Print all of the entries exactly, minus the pictures.
## Begin
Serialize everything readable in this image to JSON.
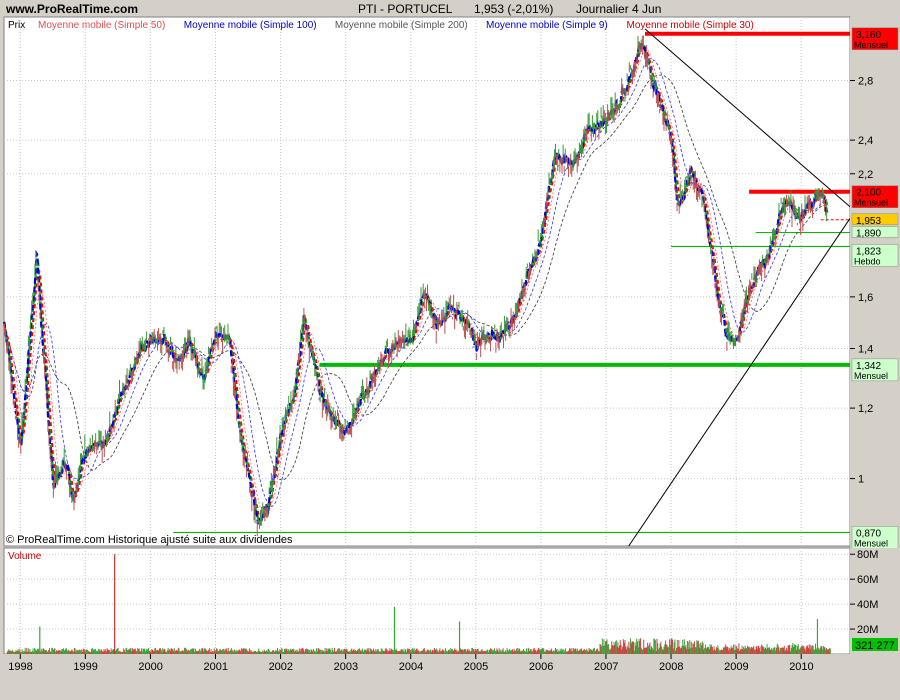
{
  "header": {
    "site": "www.ProRealTime.com",
    "instrument": "PTI - PORTUCEL",
    "quote": "1,953 (-2,01%)",
    "period": "Journalier  4 Jun"
  },
  "legend": {
    "price_label": "Prix",
    "items": [
      {
        "label": "Moyenne mobile (Simple 50)",
        "color": "#e05050"
      },
      {
        "label": "Moyenne mobile (Simple 100)",
        "color": "#0000cc"
      },
      {
        "label": "Moyenne mobile (Simple 200)",
        "color": "#555555"
      },
      {
        "label": "Moyenne mobile (Simple 9)",
        "color": "#0000cc"
      },
      {
        "label": "Moyenne mobile (Simple 30)",
        "color": "#cc0000"
      }
    ]
  },
  "watermark": "© ProRealTime.com  Historique ajusté suite aux dividendes",
  "volume_label": "Volume",
  "colors": {
    "background": "#ffffff",
    "grid": "#c8c8c8",
    "ma9": "#0000dd",
    "ma30": "#ff0000",
    "ma_green": "#00b000",
    "ma200": "#333333",
    "resistance": "#ff0000",
    "support": "#00bb00",
    "trendline": "#000000"
  },
  "chart_data": [
    {
      "type": "line",
      "title": "PTI - PORTUCEL",
      "scale": "log",
      "ylim": [
        0.84,
        3.3
      ],
      "xlim": [
        1997.75,
        2010.75
      ],
      "y_ticks": [
        {
          "value": 2.8,
          "label": "2,8"
        },
        {
          "value": 2.4,
          "label": "2,4"
        },
        {
          "value": 2.2,
          "label": "2,2"
        },
        {
          "value": 1.6,
          "label": "1,6"
        },
        {
          "value": 1.4,
          "label": "1,4"
        },
        {
          "value": 1.2,
          "label": "1,2"
        },
        {
          "value": 1.0,
          "label": "1"
        }
      ],
      "x_ticks": [
        "1998",
        "1999",
        "2000",
        "2001",
        "2002",
        "2003",
        "2004",
        "2005",
        "2006",
        "2007",
        "2008",
        "2009",
        "2010"
      ],
      "series": [
        {
          "name": "Prix",
          "x": [
            1997.75,
            1998.0,
            1998.25,
            1998.3,
            1998.5,
            1998.7,
            1998.8,
            1999.0,
            1999.3,
            1999.5,
            1999.8,
            2000.0,
            2000.2,
            2000.4,
            2000.6,
            2000.8,
            2001.0,
            2001.2,
            2001.35,
            2001.55,
            2001.65,
            2001.8,
            2002.0,
            2002.2,
            2002.35,
            2002.6,
            2002.75,
            2003.0,
            2003.3,
            2003.6,
            2003.9,
            2004.0,
            2004.2,
            2004.4,
            2004.6,
            2004.8,
            2005.0,
            2005.2,
            2005.4,
            2005.6,
            2005.8,
            2006.0,
            2006.2,
            2006.3,
            2006.5,
            2006.7,
            2006.9,
            2007.1,
            2007.3,
            2007.5,
            2007.55,
            2007.7,
            2007.9,
            2008.0,
            2008.1,
            2008.3,
            2008.5,
            2008.7,
            2008.85,
            2009.0,
            2009.15,
            2009.3,
            2009.5,
            2009.7,
            2009.8,
            2009.9,
            2010.0,
            2010.1,
            2010.2,
            2010.3,
            2010.4
          ],
          "values": [
            1.5,
            1.08,
            1.8,
            1.55,
            0.98,
            1.05,
            0.95,
            1.08,
            1.09,
            1.22,
            1.38,
            1.43,
            1.43,
            1.36,
            1.42,
            1.3,
            1.45,
            1.45,
            1.15,
            0.97,
            0.9,
            0.93,
            1.12,
            1.25,
            1.52,
            1.25,
            1.18,
            1.13,
            1.25,
            1.38,
            1.45,
            1.41,
            1.63,
            1.48,
            1.55,
            1.52,
            1.41,
            1.45,
            1.45,
            1.52,
            1.72,
            1.85,
            2.32,
            2.28,
            2.25,
            2.45,
            2.5,
            2.6,
            2.73,
            3.05,
            3.1,
            2.82,
            2.55,
            2.42,
            2.0,
            2.22,
            2.05,
            1.62,
            1.45,
            1.42,
            1.6,
            1.7,
            1.78,
            2.02,
            2.05,
            1.98,
            1.97,
            2.03,
            2.06,
            2.1,
            1.953
          ]
        }
      ],
      "levels": [
        {
          "value": 3.16,
          "label": "3,160",
          "sub": "Mensuel",
          "color": "#ff0000"
        },
        {
          "value": 2.1,
          "label": "2,100",
          "sub": "Mensuel",
          "color": "#ff0000"
        },
        {
          "value": 1.953,
          "label": "1,953",
          "sub": "",
          "color": "#ffcc00"
        },
        {
          "value": 1.89,
          "label": "1,890",
          "sub": "",
          "color": "#ccffcc"
        },
        {
          "value": 1.823,
          "label": "1,823",
          "sub": "Hebdo",
          "color": "#ccffcc"
        },
        {
          "value": 1.342,
          "label": "1,342",
          "sub": "Mensuel",
          "color": "#ccffcc"
        },
        {
          "value": 0.87,
          "label": "0,870",
          "sub": "Mensuel",
          "color": "#ccffcc"
        }
      ]
    },
    {
      "type": "bar",
      "title": "Volume",
      "ylim": [
        0,
        85000000
      ],
      "y_ticks": [
        {
          "value": 80000000,
          "label": "80M"
        },
        {
          "value": 60000000,
          "label": "60M"
        },
        {
          "value": 40000000,
          "label": "40M"
        },
        {
          "value": 20000000,
          "label": "20M"
        }
      ],
      "last_value": "321 277",
      "spikes": [
        {
          "x": 1999.45,
          "value": 80000000
        },
        {
          "x": 1998.3,
          "value": 22000000
        },
        {
          "x": 2003.75,
          "value": 38000000
        },
        {
          "x": 2004.75,
          "value": 26000000
        },
        {
          "x": 2010.25,
          "value": 28000000
        }
      ]
    }
  ]
}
## End
### Exercise solution
Serialize everything readable in this image to JSON.
{
  "header": {
    "site": "www.ProRealTime.com",
    "instrument": "PTI - PORTUCEL",
    "quote": "1,953 (-2,01%)",
    "period": "Journalier  4 Jun"
  },
  "legend": {
    "price_label": "Prix",
    "items": [
      {
        "label": "Moyenne mobile (Simple 50)",
        "color": "#e05050"
      },
      {
        "label": "Moyenne mobile (Simple 100)",
        "color": "#0000cc"
      },
      {
        "label": "Moyenne mobile (Simple 200)",
        "color": "#555555"
      },
      {
        "label": "Moyenne mobile (Simple 9)",
        "color": "#0000cc"
      },
      {
        "label": "Moyenne mobile (Simple 30)",
        "color": "#cc0000"
      }
    ]
  },
  "watermark": "© ProRealTime.com  Historique ajusté suite aux dividendes",
  "volume_label": "Volume",
  "colors": {
    "background": "#ffffff",
    "grid": "#c8c8c8",
    "ma9": "#0000dd",
    "ma30": "#ff0000",
    "ma_green": "#00b000",
    "ma200": "#333333",
    "resistance": "#ff0000",
    "support": "#00bb00",
    "trendline": "#000000"
  },
  "chart_data": [
    {
      "type": "line",
      "title": "PTI - PORTUCEL",
      "scale": "log",
      "ylim": [
        0.84,
        3.3
      ],
      "xlim": [
        1997.75,
        2010.75
      ],
      "y_ticks": [
        {
          "value": 2.8,
          "label": "2,8"
        },
        {
          "value": 2.4,
          "label": "2,4"
        },
        {
          "value": 2.2,
          "label": "2,2"
        },
        {
          "value": 1.6,
          "label": "1,6"
        },
        {
          "value": 1.4,
          "label": "1,4"
        },
        {
          "value": 1.2,
          "label": "1,2"
        },
        {
          "value": 1.0,
          "label": "1"
        }
      ],
      "x_ticks": [
        "1998",
        "1999",
        "2000",
        "2001",
        "2002",
        "2003",
        "2004",
        "2005",
        "2006",
        "2007",
        "2008",
        "2009",
        "2010"
      ],
      "series": [
        {
          "name": "Prix",
          "x": [
            1997.75,
            1998.0,
            1998.25,
            1998.3,
            1998.5,
            1998.7,
            1998.8,
            1999.0,
            1999.3,
            1999.5,
            1999.8,
            2000.0,
            2000.2,
            2000.4,
            2000.6,
            2000.8,
            2001.0,
            2001.2,
            2001.35,
            2001.55,
            2001.65,
            2001.8,
            2002.0,
            2002.2,
            2002.35,
            2002.6,
            2002.75,
            2003.0,
            2003.3,
            2003.6,
            2003.9,
            2004.0,
            2004.2,
            2004.4,
            2004.6,
            2004.8,
            2005.0,
            2005.2,
            2005.4,
            2005.6,
            2005.8,
            2006.0,
            2006.2,
            2006.3,
            2006.5,
            2006.7,
            2006.9,
            2007.1,
            2007.3,
            2007.5,
            2007.55,
            2007.7,
            2007.9,
            2008.0,
            2008.1,
            2008.3,
            2008.5,
            2008.7,
            2008.85,
            2009.0,
            2009.15,
            2009.3,
            2009.5,
            2009.7,
            2009.8,
            2009.9,
            2010.0,
            2010.1,
            2010.2,
            2010.3,
            2010.4
          ],
          "values": [
            1.5,
            1.08,
            1.8,
            1.55,
            0.98,
            1.05,
            0.95,
            1.08,
            1.09,
            1.22,
            1.38,
            1.43,
            1.43,
            1.36,
            1.42,
            1.3,
            1.45,
            1.45,
            1.15,
            0.97,
            0.9,
            0.93,
            1.12,
            1.25,
            1.52,
            1.25,
            1.18,
            1.13,
            1.25,
            1.38,
            1.45,
            1.41,
            1.63,
            1.48,
            1.55,
            1.52,
            1.41,
            1.45,
            1.45,
            1.52,
            1.72,
            1.85,
            2.32,
            2.28,
            2.25,
            2.45,
            2.5,
            2.6,
            2.73,
            3.05,
            3.1,
            2.82,
            2.55,
            2.42,
            2.0,
            2.22,
            2.05,
            1.62,
            1.45,
            1.42,
            1.6,
            1.7,
            1.78,
            2.02,
            2.05,
            1.98,
            1.97,
            2.03,
            2.06,
            2.1,
            1.953
          ]
        }
      ],
      "levels": [
        {
          "value": 3.16,
          "label": "3,160",
          "sub": "Mensuel",
          "color": "#ff0000"
        },
        {
          "value": 2.1,
          "label": "2,100",
          "sub": "Mensuel",
          "color": "#ff0000"
        },
        {
          "value": 1.953,
          "label": "1,953",
          "sub": "",
          "color": "#ffcc00"
        },
        {
          "value": 1.89,
          "label": "1,890",
          "sub": "",
          "color": "#ccffcc"
        },
        {
          "value": 1.823,
          "label": "1,823",
          "sub": "Hebdo",
          "color": "#ccffcc"
        },
        {
          "value": 1.342,
          "label": "1,342",
          "sub": "Mensuel",
          "color": "#ccffcc"
        },
        {
          "value": 0.87,
          "label": "0,870",
          "sub": "Mensuel",
          "color": "#ccffcc"
        }
      ]
    },
    {
      "type": "bar",
      "title": "Volume",
      "ylim": [
        0,
        85000000
      ],
      "y_ticks": [
        {
          "value": 80000000,
          "label": "80M"
        },
        {
          "value": 60000000,
          "label": "60M"
        },
        {
          "value": 40000000,
          "label": "40M"
        },
        {
          "value": 20000000,
          "label": "20M"
        }
      ],
      "last_value": "321 277",
      "spikes": [
        {
          "x": 1999.45,
          "value": 80000000
        },
        {
          "x": 1998.3,
          "value": 22000000
        },
        {
          "x": 2003.75,
          "value": 38000000
        },
        {
          "x": 2004.75,
          "value": 26000000
        },
        {
          "x": 2010.25,
          "value": 28000000
        }
      ]
    }
  ]
}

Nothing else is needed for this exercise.